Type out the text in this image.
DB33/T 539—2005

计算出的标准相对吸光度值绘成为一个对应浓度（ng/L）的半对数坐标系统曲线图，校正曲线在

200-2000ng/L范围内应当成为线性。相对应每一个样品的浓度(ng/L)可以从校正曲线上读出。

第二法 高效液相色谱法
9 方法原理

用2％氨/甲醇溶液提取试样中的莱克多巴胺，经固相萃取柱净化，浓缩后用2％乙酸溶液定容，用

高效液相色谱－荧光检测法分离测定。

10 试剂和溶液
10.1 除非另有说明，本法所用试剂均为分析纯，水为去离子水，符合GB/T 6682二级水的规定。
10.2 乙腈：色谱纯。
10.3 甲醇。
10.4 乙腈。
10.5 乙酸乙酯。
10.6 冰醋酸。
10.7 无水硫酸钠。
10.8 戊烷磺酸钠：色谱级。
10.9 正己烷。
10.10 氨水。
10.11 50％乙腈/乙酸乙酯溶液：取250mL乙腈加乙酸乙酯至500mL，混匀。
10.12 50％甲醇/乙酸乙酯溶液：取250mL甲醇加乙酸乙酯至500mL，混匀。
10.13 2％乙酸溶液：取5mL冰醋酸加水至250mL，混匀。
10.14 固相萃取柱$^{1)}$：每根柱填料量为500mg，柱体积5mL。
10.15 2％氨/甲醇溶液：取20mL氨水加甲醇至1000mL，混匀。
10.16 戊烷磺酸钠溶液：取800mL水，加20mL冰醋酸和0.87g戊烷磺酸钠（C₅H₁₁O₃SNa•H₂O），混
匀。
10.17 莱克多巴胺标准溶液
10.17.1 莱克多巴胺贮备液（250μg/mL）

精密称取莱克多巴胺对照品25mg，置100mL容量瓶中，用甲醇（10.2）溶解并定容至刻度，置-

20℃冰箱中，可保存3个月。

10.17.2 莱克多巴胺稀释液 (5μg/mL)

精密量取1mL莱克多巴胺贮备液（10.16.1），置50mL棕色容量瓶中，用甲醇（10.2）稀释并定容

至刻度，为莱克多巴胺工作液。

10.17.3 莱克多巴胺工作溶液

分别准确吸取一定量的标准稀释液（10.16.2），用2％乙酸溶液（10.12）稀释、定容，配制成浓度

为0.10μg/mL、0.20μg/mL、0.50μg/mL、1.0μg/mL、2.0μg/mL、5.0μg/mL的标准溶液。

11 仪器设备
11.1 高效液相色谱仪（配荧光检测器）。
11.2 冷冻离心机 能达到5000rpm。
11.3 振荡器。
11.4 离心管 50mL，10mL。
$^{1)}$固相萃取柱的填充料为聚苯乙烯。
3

++++++++++++++++++++

- **Task requirements**: Reproduce the material precisely, including every line.

- **Final answer**:
Type out the text in this image.
DB33/T 539—2005

计算出的标准相对吸光度值绘成为一个对应浓度（ng/L）的半对数坐标系统曲线图，校正曲线在

200-2000ng/L范围内应当成为线性。相对应每一个样品的浓度(ng/L)可以从校正曲线上读出。

第二法 高效液相色谱法
9 方法原理

用2％氨/甲醇溶液提取试样中的莱克多巴胺，经固相萃取柱净化，浓缩后用2％乙酸溶液定容，用

高效液相色谱－荧光检测法分离测定。

10 试剂和溶液
10.1 除非另有说明，本法所用试剂均为分析纯，水为去离子水，符合GB/T 6682二级水的规定。
10.2 乙腈：色谱纯。
10.3 甲醇。
10.4 乙腈。
10.5 乙酸乙酯。
10.6 冰醋酸。
10.7 无水硫酸钠。
10.8 戊烷磺酸钠：色谱级。
10.9 正己烷。
10.10 氨水。
10.11 50％乙腈/乙酸乙酯溶液：取250mL乙腈加乙酸乙酯至500mL，混匀。
10.12 50％甲醇/乙酸乙酯溶液：取250mL甲醇加乙酸乙酯至500mL，混匀。
10.13 2％乙酸溶液：取5mL冰醋酸加水至250mL，混匀。
10.14 固相萃取柱$^{1)}$：每根柱填料量为500mg，柱体积5mL。
10.15 2％氨/甲醇溶液：取20mL氨水加甲醇至1000mL，混匀。
10.16 戊烷磺酸钠溶液：取800mL水，加20mL冰醋酸和0.87g戊烷磺酸钠（C₅H₁₁O₃SNa•H₂O），混
匀。
10.17 莱克多巴胺标准溶液
10.17.1 莱克多巴胺贮备液（250μg/mL）

精密称取莱克多巴胺对照品25mg，置100mL容量瓶中，用甲醇（10.2）溶解并定容至刻度，置-

20℃冰箱中，可保存3个月。

10.17.2 莱克多巴胺稀释液 (5μg/mL)

精密量取1mL莱克多巴胺贮备液（10.16.1），置50mL棕色容量瓶中，用甲醇（10.2）稀释并定容

至刻度，为莱克多巴胺工作液。

10.17.3 莱克多巴胺工作溶液

分别准确吸取一定量的标准稀释液（10.16.2），用2％乙酸溶液（10.12）稀释、定容，配制成浓度

为0.10μg/mL、0.20μg/mL、0.50μg/mL、1.0μg/mL、2.0μg/mL、5.0μg/mL的标准溶液。

11 仪器设备
11.1 高效液相色谱仪（配荧光检测器）。
11.2 冷冻离心机 能达到5000rpm。
11.3 振荡器。
11.4 离心管 50mL，10mL。
$^{1)}$固相萃取柱的填充料为聚苯乙烯。
3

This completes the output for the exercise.